== Data provided ==

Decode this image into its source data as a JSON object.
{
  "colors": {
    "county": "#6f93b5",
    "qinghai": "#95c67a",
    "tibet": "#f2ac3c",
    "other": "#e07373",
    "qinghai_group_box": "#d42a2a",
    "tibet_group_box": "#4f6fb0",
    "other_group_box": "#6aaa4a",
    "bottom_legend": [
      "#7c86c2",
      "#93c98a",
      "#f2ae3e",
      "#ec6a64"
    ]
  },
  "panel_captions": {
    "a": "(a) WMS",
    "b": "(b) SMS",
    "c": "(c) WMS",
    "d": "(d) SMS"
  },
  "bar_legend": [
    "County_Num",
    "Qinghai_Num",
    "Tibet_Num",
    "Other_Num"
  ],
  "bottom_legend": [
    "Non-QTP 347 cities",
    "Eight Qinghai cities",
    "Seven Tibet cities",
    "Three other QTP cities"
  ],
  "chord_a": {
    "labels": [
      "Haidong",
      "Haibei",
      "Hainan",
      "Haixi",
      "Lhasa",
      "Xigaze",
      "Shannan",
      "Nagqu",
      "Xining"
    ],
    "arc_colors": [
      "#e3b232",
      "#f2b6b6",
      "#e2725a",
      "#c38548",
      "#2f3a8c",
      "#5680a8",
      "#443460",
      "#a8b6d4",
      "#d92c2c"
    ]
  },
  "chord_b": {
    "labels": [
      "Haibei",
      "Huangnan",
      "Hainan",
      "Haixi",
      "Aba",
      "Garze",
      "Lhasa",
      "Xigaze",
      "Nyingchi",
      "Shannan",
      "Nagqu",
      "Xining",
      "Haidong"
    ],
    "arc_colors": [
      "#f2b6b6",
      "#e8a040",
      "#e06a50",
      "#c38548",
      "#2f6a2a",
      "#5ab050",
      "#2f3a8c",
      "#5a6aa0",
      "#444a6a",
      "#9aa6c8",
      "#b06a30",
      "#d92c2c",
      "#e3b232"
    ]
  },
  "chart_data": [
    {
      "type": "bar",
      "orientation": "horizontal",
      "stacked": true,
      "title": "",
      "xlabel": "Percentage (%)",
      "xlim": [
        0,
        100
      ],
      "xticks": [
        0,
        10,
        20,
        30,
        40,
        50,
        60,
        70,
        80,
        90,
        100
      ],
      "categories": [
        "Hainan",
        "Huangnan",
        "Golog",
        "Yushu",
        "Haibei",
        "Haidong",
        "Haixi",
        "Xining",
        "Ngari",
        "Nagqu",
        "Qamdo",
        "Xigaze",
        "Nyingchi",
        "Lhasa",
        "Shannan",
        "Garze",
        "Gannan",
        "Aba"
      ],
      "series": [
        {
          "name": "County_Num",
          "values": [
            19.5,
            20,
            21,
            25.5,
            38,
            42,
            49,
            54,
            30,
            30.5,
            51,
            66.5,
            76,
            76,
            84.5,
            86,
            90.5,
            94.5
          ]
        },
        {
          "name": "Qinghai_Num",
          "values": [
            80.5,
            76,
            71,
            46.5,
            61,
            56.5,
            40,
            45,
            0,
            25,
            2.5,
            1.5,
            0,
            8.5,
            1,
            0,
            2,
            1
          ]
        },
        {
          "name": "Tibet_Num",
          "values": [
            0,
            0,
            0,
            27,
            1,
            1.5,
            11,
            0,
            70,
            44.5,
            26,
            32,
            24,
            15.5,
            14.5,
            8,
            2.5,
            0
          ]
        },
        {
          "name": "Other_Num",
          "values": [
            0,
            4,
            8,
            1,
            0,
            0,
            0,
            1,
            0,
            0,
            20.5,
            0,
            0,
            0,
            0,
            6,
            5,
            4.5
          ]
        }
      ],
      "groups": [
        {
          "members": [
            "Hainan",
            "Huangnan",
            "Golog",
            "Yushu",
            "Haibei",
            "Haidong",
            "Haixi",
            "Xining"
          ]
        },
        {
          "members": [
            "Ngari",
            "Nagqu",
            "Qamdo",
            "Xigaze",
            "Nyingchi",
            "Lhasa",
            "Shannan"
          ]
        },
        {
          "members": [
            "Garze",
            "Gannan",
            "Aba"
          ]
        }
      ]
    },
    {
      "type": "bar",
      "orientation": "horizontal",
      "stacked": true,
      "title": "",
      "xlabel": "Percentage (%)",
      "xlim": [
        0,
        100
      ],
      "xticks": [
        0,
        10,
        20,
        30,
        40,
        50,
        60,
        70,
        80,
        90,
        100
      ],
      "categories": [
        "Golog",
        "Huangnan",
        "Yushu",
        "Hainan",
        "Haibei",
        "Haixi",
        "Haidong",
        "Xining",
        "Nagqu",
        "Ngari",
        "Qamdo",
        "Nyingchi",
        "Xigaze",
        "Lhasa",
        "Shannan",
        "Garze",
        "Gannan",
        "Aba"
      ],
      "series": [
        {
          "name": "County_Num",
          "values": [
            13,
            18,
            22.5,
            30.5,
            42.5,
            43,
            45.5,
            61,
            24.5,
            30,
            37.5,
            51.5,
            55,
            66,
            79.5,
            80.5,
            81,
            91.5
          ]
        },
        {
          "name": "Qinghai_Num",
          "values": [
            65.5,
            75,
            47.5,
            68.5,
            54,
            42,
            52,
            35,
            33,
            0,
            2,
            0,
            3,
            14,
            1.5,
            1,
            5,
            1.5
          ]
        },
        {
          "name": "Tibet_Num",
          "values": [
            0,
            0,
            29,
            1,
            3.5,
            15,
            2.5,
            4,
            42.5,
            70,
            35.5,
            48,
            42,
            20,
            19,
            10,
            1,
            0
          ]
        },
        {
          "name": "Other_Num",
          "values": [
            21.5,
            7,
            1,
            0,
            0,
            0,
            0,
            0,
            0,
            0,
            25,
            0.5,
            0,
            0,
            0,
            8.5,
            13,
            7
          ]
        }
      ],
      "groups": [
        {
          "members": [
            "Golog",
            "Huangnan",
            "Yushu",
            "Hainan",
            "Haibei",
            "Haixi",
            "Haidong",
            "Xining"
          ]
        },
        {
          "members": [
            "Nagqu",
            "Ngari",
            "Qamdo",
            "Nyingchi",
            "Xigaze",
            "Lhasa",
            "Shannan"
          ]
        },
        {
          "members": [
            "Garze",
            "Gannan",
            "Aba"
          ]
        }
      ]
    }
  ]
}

===

- **Aim**
Repeat every entry exactly, please.

- **Solution for this task**
Decode this image into its source data as a JSON object.
{
  "colors": {
    "county": "#6f93b5",
    "qinghai": "#95c67a",
    "tibet": "#f2ac3c",
    "other": "#e07373",
    "qinghai_group_box": "#d42a2a",
    "tibet_group_box": "#4f6fb0",
    "other_group_box": "#6aaa4a",
    "bottom_legend": [
      "#7c86c2",
      "#93c98a",
      "#f2ae3e",
      "#ec6a64"
    ]
  },
  "panel_captions": {
    "a": "(a) WMS",
    "b": "(b) SMS",
    "c": "(c) WMS",
    "d": "(d) SMS"
  },
  "bar_legend": [
    "County_Num",
    "Qinghai_Num",
    "Tibet_Num",
    "Other_Num"
  ],
  "bottom_legend": [
    "Non-QTP 347 cities",
    "Eight Qinghai cities",
    "Seven Tibet cities",
    "Three other QTP cities"
  ],
  "chord_a": {
    "labels": [
      "Haidong",
      "Haibei",
      "Hainan",
      "Haixi",
      "Lhasa",
      "Xigaze",
      "Shannan",
      "Nagqu",
      "Xining"
    ],
    "arc_colors": [
      "#e3b232",
      "#f2b6b6",
      "#e2725a",
      "#c38548",
      "#2f3a8c",
      "#5680a8",
      "#443460",
      "#a8b6d4",
      "#d92c2c"
    ]
  },
  "chord_b": {
    "labels": [
      "Haibei",
      "Huangnan",
      "Hainan",
      "Haixi",
      "Aba",
      "Garze",
      "Lhasa",
      "Xigaze",
      "Nyingchi",
      "Shannan",
      "Nagqu",
      "Xining",
      "Haidong"
    ],
    "arc_colors": [
      "#f2b6b6",
      "#e8a040",
      "#e06a50",
      "#c38548",
      "#2f6a2a",
      "#5ab050",
      "#2f3a8c",
      "#5a6aa0",
      "#444a6a",
      "#9aa6c8",
      "#b06a30",
      "#d92c2c",
      "#e3b232"
    ]
  },
  "chart_data": [
    {
      "type": "bar",
      "orientation": "horizontal",
      "stacked": true,
      "title": "",
      "xlabel": "Percentage (%)",
      "xlim": [
        0,
        100
      ],
      "xticks": [
        0,
        10,
        20,
        30,
        40,
        50,
        60,
        70,
        80,
        90,
        100
      ],
      "categories": [
        "Hainan",
        "Huangnan",
        "Golog",
        "Yushu",
        "Haibei",
        "Haidong",
        "Haixi",
        "Xining",
        "Ngari",
        "Nagqu",
        "Qamdo",
        "Xigaze",
        "Nyingchi",
        "Lhasa",
        "Shannan",
        "Garze",
        "Gannan",
        "Aba"
      ],
      "series": [
        {
          "name": "County_Num",
          "values": [
            19.5,
            20,
            21,
            25.5,
            38,
            42,
            49,
            54,
            30,
            30.5,
            51,
            66.5,
            76,
            76,
            84.5,
            86,
            90.5,
            94.5
          ]
        },
        {
          "name": "Qinghai_Num",
          "values": [
            80.5,
            76,
            71,
            46.5,
            61,
            56.5,
            40,
            45,
            0,
            25,
            2.5,
            1.5,
            0,
            8.5,
            1,
            0,
            2,
            1
          ]
        },
        {
          "name": "Tibet_Num",
          "values": [
            0,
            0,
            0,
            27,
            1,
            1.5,
            11,
            0,
            70,
            44.5,
            26,
            32,
            24,
            15.5,
            14.5,
            8,
            2.5,
            0
          ]
        },
        {
          "name": "Other_Num",
          "values": [
            0,
            4,
            8,
            1,
            0,
            0,
            0,
            1,
            0,
            0,
            20.5,
            0,
            0,
            0,
            0,
            6,
            5,
            4.5
          ]
        }
      ],
      "groups": [
        {
          "members": [
            "Hainan",
            "Huangnan",
            "Golog",
            "Yushu",
            "Haibei",
            "Haidong",
            "Haixi",
            "Xining"
          ]
        },
        {
          "members": [
            "Ngari",
            "Nagqu",
            "Qamdo",
            "Xigaze",
            "Nyingchi",
            "Lhasa",
            "Shannan"
          ]
        },
        {
          "members": [
            "Garze",
            "Gannan",
            "Aba"
          ]
        }
      ]
    },
    {
      "type": "bar",
      "orientation": "horizontal",
      "stacked": true,
      "title": "",
      "xlabel": "Percentage (%)",
      "xlim": [
        0,
        100
      ],
      "xticks": [
        0,
        10,
        20,
        30,
        40,
        50,
        60,
        70,
        80,
        90,
        100
      ],
      "categories": [
        "Golog",
        "Huangnan",
        "Yushu",
        "Hainan",
        "Haibei",
        "Haixi",
        "Haidong",
        "Xining",
        "Nagqu",
        "Ngari",
        "Qamdo",
        "Nyingchi",
        "Xigaze",
        "Lhasa",
        "Shannan",
        "Garze",
        "Gannan",
        "Aba"
      ],
      "series": [
        {
          "name": "County_Num",
          "values": [
            13,
            18,
            22.5,
            30.5,
            42.5,
            43,
            45.5,
            61,
            24.5,
            30,
            37.5,
            51.5,
            55,
            66,
            79.5,
            80.5,
            81,
            91.5
          ]
        },
        {
          "name": "Qinghai_Num",
          "values": [
            65.5,
            75,
            47.5,
            68.5,
            54,
            42,
            52,
            35,
            33,
            0,
            2,
            0,
            3,
            14,
            1.5,
            1,
            5,
            1.5
          ]
        },
        {
          "name": "Tibet_Num",
          "values": [
            0,
            0,
            29,
            1,
            3.5,
            15,
            2.5,
            4,
            42.5,
            70,
            35.5,
            48,
            42,
            20,
            19,
            10,
            1,
            0
          ]
        },
        {
          "name": "Other_Num",
          "values": [
            21.5,
            7,
            1,
            0,
            0,
            0,
            0,
            0,
            0,
            0,
            25,
            0.5,
            0,
            0,
            0,
            8.5,
            13,
            7
          ]
        }
      ],
      "groups": [
        {
          "members": [
            "Golog",
            "Huangnan",
            "Yushu",
            "Hainan",
            "Haibei",
            "Haixi",
            "Haidong",
            "Xining"
          ]
        },
        {
          "members": [
            "Nagqu",
            "Ngari",
            "Qamdo",
            "Nyingchi",
            "Xigaze",
            "Lhasa",
            "Shannan"
          ]
        },
        {
          "members": [
            "Garze",
            "Gannan",
            "Aba"
          ]
        }
      ]
    }
  ]
}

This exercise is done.